------ Input records

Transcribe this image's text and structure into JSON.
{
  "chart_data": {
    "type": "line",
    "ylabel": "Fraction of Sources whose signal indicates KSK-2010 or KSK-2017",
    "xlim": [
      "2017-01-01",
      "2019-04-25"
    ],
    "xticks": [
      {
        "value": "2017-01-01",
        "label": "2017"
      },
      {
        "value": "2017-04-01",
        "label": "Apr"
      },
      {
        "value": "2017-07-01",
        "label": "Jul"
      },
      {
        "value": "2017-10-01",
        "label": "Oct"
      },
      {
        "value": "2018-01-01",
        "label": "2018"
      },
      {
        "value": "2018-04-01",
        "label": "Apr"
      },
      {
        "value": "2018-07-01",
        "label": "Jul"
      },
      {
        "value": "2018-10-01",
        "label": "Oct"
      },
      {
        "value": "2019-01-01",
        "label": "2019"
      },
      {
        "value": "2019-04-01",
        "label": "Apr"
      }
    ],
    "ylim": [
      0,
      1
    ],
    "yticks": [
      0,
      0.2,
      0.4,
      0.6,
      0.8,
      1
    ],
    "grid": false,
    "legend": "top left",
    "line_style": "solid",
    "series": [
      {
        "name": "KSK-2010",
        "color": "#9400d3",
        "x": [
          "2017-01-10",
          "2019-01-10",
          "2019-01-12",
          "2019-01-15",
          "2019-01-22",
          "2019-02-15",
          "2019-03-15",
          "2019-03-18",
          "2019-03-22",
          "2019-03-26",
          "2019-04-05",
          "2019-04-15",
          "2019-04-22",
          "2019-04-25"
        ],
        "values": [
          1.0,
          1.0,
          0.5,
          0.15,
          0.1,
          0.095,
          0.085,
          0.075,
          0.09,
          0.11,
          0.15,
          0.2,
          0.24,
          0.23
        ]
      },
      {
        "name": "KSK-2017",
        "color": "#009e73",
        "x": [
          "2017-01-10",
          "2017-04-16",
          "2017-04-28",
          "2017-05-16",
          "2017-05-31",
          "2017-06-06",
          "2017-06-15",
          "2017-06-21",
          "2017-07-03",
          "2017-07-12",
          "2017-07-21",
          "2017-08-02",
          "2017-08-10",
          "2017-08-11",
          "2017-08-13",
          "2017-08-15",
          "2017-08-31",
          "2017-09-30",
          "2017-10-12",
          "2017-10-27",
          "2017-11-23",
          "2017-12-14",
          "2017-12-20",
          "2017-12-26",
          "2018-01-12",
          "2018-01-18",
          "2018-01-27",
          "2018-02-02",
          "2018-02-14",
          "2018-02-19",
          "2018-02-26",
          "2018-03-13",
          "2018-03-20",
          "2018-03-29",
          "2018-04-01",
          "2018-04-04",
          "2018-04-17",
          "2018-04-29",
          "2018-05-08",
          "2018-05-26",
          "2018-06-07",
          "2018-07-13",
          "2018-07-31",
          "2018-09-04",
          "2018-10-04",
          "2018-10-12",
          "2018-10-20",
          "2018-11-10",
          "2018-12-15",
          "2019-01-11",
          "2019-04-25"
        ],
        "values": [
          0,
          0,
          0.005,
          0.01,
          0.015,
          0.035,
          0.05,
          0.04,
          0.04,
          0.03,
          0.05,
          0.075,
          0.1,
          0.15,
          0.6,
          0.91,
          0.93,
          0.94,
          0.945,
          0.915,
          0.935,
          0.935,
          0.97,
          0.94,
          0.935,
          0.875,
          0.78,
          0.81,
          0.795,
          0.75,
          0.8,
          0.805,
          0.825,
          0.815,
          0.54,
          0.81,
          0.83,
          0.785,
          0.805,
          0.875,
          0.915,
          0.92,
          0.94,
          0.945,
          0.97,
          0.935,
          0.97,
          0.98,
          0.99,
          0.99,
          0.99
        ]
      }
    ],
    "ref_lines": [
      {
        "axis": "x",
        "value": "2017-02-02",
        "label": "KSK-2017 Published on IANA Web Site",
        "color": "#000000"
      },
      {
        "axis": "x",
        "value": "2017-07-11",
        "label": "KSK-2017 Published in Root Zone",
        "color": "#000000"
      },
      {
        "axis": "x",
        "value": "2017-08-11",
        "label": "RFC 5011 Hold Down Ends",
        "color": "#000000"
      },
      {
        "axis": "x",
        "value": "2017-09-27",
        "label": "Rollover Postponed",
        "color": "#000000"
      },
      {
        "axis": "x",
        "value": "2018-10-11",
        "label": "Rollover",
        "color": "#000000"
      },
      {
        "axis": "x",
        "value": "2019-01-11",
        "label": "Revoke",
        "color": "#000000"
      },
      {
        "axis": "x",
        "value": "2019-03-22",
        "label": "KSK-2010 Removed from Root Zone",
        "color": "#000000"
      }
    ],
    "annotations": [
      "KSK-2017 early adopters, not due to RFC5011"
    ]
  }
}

------------

Extract, from the listing above, every line where the string "Zone" occurs.

# Answer for the task
        "label": "KSK-2017 Published in Root Zone",
        "label": "KSK-2010 Removed from Root Zone",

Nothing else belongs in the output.